Instructions for the task:
Repeat word for word the part of the Second Reading speech below that opens with the words containing "I am going sideways;" and closes with "to handle it.".
═════ Page ═════
Wednesday, 19 September 2018
Treasury Laws Amendment (Supporting Australian Farmers) Bill 2018; Second Reading
It was very good to go to Brisbane, where there were three ex-treasurers and two ex-premiers of Queensland, to listen to Sir Leo Hielscher. Two of the three biggest bridges in Australia are named for Sir Leo Hielscher. I think he was the outstanding figure in economic administration in the nation's last hundred years. A tribute to him was that so many important people—there were four ex-ministers as well, myself being one of them—were in that room for his address. For me it was Paradise Lost. Was the world ever really like that? The budgerigar media and the lily-pad lefties say, 'But Bjelke-Petersen; they are corrupt.' There was never a single case of corruption; there were four ministers who misused their personal travel allowance money. That's not government corruption; government corruption is when you do a job for somebody, the public benefit is involved and you get recompense for that. There was never any of that. It was all police corruption.
I am going sideways; let me return. I would ask the budgerigars supposedly in government to listen to what I am saying. You can see the minister is having a little chat with his mate over here. If he were to listen to me, he might find out what needs to be done in these situations, because I was in a government which successfully dealt with them. The price of sugar in Queensland in the eighties dropped clean in half, as it does regularly. It is a cyclical effect that occurs, like a drought. You have to be ready for it. A well-run government has to know how to handle it.
═════ Data excerpts ═════
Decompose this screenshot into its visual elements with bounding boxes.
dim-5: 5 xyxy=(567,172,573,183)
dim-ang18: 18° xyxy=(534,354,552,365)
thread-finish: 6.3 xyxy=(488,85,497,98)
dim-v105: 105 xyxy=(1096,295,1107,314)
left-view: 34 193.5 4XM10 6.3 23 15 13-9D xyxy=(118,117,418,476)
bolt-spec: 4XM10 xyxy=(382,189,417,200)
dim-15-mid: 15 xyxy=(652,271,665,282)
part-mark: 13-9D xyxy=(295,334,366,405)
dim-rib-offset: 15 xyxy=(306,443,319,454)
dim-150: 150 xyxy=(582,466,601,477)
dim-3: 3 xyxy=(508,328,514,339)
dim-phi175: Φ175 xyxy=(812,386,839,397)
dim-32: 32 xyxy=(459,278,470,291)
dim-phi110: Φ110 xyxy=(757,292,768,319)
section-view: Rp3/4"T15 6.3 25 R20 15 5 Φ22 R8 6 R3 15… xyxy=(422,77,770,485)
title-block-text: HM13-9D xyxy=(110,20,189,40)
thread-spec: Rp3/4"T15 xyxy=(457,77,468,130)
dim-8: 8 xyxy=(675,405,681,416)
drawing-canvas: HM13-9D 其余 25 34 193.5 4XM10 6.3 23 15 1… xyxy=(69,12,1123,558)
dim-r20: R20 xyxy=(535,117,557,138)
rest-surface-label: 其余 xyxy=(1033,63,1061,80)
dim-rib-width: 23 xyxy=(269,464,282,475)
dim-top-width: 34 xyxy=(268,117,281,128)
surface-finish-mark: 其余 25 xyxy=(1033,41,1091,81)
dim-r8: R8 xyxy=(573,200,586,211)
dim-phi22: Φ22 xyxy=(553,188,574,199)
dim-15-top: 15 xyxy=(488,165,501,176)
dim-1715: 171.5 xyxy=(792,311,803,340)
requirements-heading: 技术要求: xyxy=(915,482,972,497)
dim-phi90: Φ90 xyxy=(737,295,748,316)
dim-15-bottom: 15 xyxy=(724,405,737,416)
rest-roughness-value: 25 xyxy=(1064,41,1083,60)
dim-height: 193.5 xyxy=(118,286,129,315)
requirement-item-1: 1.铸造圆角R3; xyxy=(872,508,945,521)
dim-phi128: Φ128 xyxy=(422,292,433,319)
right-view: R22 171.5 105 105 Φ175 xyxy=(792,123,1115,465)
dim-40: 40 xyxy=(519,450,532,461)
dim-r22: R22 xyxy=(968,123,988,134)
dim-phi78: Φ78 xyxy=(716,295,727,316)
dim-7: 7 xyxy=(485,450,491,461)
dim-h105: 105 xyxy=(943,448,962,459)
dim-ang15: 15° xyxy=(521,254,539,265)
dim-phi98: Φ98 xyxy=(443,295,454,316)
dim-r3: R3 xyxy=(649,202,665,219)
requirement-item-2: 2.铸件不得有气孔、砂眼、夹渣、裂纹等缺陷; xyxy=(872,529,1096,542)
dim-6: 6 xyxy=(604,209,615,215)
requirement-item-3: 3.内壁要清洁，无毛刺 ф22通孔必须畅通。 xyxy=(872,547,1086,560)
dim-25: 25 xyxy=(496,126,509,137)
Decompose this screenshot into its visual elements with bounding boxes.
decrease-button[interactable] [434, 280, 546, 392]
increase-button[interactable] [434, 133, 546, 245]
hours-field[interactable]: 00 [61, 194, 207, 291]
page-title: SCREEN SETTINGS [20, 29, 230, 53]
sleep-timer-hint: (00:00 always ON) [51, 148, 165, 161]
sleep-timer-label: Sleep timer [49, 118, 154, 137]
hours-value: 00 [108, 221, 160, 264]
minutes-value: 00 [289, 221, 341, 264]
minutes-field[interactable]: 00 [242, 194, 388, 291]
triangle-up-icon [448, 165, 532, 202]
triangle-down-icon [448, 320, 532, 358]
═════
Expected output:
I am going sideways; let me return. I would ask the budgerigars supposedly in government to listen to what I am saying. You can see the minister is having a little chat with his mate over here. If he were to listen to me, he might find out what needs to be done in these situations, because I was in a government which successfully dealt with them. The price of sugar in Queensland in the eighties dropped clean in half, as it does regularly. It is a cyclical effect that occurs, like a drought. You have to be ready for it. A well-run government has to know how to handle it.